[Figure contents as structured data]

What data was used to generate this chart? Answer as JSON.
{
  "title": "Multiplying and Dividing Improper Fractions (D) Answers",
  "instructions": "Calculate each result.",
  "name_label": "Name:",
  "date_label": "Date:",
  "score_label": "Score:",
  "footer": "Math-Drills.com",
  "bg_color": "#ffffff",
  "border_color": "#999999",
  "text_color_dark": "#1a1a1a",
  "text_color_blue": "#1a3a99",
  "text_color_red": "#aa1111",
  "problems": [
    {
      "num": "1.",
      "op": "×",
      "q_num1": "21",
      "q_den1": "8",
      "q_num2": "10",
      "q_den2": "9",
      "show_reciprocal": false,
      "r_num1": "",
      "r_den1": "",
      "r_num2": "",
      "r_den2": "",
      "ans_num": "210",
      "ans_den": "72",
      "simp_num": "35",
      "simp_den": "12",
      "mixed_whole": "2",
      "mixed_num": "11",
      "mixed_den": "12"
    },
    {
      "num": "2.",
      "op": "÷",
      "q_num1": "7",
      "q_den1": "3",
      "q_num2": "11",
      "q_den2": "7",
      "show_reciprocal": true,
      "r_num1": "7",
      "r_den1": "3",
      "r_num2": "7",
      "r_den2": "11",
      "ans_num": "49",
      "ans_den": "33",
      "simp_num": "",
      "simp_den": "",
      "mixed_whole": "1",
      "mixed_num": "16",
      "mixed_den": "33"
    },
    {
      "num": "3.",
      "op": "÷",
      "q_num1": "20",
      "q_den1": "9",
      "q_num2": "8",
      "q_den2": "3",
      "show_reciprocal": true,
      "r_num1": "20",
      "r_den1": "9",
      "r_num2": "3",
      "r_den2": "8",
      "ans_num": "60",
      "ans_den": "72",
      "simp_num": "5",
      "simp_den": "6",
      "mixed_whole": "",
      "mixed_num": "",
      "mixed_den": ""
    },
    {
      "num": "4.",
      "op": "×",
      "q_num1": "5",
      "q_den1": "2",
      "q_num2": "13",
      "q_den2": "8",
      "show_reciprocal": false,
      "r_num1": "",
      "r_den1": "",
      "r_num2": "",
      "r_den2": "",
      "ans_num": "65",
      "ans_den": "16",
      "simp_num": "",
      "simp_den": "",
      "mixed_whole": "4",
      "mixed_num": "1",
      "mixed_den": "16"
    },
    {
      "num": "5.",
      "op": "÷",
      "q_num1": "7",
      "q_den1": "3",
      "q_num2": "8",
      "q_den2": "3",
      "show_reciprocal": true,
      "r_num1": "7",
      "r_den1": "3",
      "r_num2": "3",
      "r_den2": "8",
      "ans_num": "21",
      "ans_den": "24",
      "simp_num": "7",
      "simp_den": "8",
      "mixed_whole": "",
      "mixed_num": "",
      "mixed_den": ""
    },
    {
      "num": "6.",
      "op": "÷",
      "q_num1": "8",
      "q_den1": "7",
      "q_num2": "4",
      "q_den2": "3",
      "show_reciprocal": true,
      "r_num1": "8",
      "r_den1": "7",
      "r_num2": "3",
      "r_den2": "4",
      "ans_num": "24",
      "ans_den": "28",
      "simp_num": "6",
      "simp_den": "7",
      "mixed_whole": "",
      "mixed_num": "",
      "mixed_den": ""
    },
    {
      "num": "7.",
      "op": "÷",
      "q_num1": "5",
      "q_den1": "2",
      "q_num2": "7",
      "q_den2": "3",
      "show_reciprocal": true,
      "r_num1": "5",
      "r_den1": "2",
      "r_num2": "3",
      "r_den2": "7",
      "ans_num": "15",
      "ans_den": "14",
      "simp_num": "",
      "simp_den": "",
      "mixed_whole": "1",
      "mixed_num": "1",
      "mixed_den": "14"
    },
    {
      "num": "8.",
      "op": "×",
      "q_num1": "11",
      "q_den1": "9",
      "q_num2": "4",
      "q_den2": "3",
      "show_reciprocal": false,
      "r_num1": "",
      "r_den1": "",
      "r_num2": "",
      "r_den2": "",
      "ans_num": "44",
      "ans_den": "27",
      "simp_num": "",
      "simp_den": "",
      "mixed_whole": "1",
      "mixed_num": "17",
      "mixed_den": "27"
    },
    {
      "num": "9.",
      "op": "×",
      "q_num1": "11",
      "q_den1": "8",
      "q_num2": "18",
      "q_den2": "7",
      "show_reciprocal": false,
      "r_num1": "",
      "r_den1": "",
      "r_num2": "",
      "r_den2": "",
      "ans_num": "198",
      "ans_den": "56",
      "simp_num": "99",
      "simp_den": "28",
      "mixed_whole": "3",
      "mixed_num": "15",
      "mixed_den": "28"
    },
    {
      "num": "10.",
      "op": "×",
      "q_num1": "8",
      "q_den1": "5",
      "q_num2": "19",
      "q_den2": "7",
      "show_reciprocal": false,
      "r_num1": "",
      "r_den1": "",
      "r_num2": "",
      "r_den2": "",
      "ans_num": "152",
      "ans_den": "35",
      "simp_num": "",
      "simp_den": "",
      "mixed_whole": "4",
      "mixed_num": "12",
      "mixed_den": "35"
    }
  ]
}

→ **Exercise instructions**
Above are the records; retype every one exactly.

→ **Solution**
What data was used to generate this chart? Answer as JSON.
{
  "title": "Multiplying and Dividing Improper Fractions (D) Answers",
  "instructions": "Calculate each result.",
  "name_label": "Name:",
  "date_label": "Date:",
  "score_label": "Score:",
  "footer": "Math-Drills.com",
  "bg_color": "#ffffff",
  "border_color": "#999999",
  "text_color_dark": "#1a1a1a",
  "text_color_blue": "#1a3a99",
  "text_color_red": "#aa1111",
  "problems": [
    {
      "num": "1.",
      "op": "×",
      "q_num1": "21",
      "q_den1": "8",
      "q_num2": "10",
      "q_den2": "9",
      "show_reciprocal": false,
      "r_num1": "",
      "r_den1": "",
      "r_num2": "",
      "r_den2": "",
      "ans_num": "210",
      "ans_den": "72",
      "simp_num": "35",
      "simp_den": "12",
      "mixed_whole": "2",
      "mixed_num": "11",
      "mixed_den": "12"
    },
    {
      "num": "2.",
      "op": "÷",
      "q_num1": "7",
      "q_den1": "3",
      "q_num2": "11",
      "q_den2": "7",
      "show_reciprocal": true,
      "r_num1": "7",
      "r_den1": "3",
      "r_num2": "7",
      "r_den2": "11",
      "ans_num": "49",
      "ans_den": "33",
      "simp_num": "",
      "simp_den": "",
      "mixed_whole": "1",
      "mixed_num": "16",
      "mixed_den": "33"
    },
    {
      "num": "3.",
      "op": "÷",
      "q_num1": "20",
      "q_den1": "9",
      "q_num2": "8",
      "q_den2": "3",
      "show_reciprocal": true,
      "r_num1": "20",
      "r_den1": "9",
      "r_num2": "3",
      "r_den2": "8",
      "ans_num": "60",
      "ans_den": "72",
      "simp_num": "5",
      "simp_den": "6",
      "mixed_whole": "",
      "mixed_num": "",
      "mixed_den": ""
    },
    {
      "num": "4.",
      "op": "×",
      "q_num1": "5",
      "q_den1": "2",
      "q_num2": "13",
      "q_den2": "8",
      "show_reciprocal": false,
      "r_num1": "",
      "r_den1": "",
      "r_num2": "",
      "r_den2": "",
      "ans_num": "65",
      "ans_den": "16",
      "simp_num": "",
      "simp_den": "",
      "mixed_whole": "4",
      "mixed_num": "1",
      "mixed_den": "16"
    },
    {
      "num": "5.",
      "op": "÷",
      "q_num1": "7",
      "q_den1": "3",
      "q_num2": "8",
      "q_den2": "3",
      "show_reciprocal": true,
      "r_num1": "7",
      "r_den1": "3",
      "r_num2": "3",
      "r_den2": "8",
      "ans_num": "21",
      "ans_den": "24",
      "simp_num": "7",
      "simp_den": "8",
      "mixed_whole": "",
      "mixed_num": "",
      "mixed_den": ""
    },
    {
      "num": "6.",
      "op": "÷",
      "q_num1": "8",
      "q_den1": "7",
      "q_num2": "4",
      "q_den2": "3",
      "show_reciprocal": true,
      "r_num1": "8",
      "r_den1": "7",
      "r_num2": "3",
      "r_den2": "4",
      "ans_num": "24",
      "ans_den": "28",
      "simp_num": "6",
      "simp_den": "7",
      "mixed_whole": "",
      "mixed_num": "",
      "mixed_den": ""
    },
    {
      "num": "7.",
      "op": "÷",
      "q_num1": "5",
      "q_den1": "2",
      "q_num2": "7",
      "q_den2": "3",
      "show_reciprocal": true,
      "r_num1": "5",
      "r_den1": "2",
      "r_num2": "3",
      "r_den2": "7",
      "ans_num": "15",
      "ans_den": "14",
      "simp_num": "",
      "simp_den": "",
      "mixed_whole": "1",
      "mixed_num": "1",
      "mixed_den": "14"
    },
    {
      "num": "8.",
      "op": "×",
      "q_num1": "11",
      "q_den1": "9",
      "q_num2": "4",
      "q_den2": "3",
      "show_reciprocal": false,
      "r_num1": "",
      "r_den1": "",
      "r_num2": "",
      "r_den2": "",
      "ans_num": "44",
      "ans_den": "27",
      "simp_num": "",
      "simp_den": "",
      "mixed_whole": "1",
      "mixed_num": "17",
      "mixed_den": "27"
    },
    {
      "num": "9.",
      "op": "×",
      "q_num1": "11",
      "q_den1": "8",
      "q_num2": "18",
      "q_den2": "7",
      "show_reciprocal": false,
      "r_num1": "",
      "r_den1": "",
      "r_num2": "",
      "r_den2": "",
      "ans_num": "198",
      "ans_den": "56",
      "simp_num": "99",
      "simp_den": "28",
      "mixed_whole": "3",
      "mixed_num": "15",
      "mixed_den": "28"
    },
    {
      "num": "10.",
      "op": "×",
      "q_num1": "8",
      "q_den1": "5",
      "q_num2": "19",
      "q_den2": "7",
      "show_reciprocal": false,
      "r_num1": "",
      "r_den1": "",
      "r_num2": "",
      "r_den2": "",
      "ans_num": "152",
      "ans_den": "35",
      "simp_num": "",
      "simp_den": "",
      "mixed_whole": "4",
      "mixed_num": "12",
      "mixed_den": "35"
    }
  ]
}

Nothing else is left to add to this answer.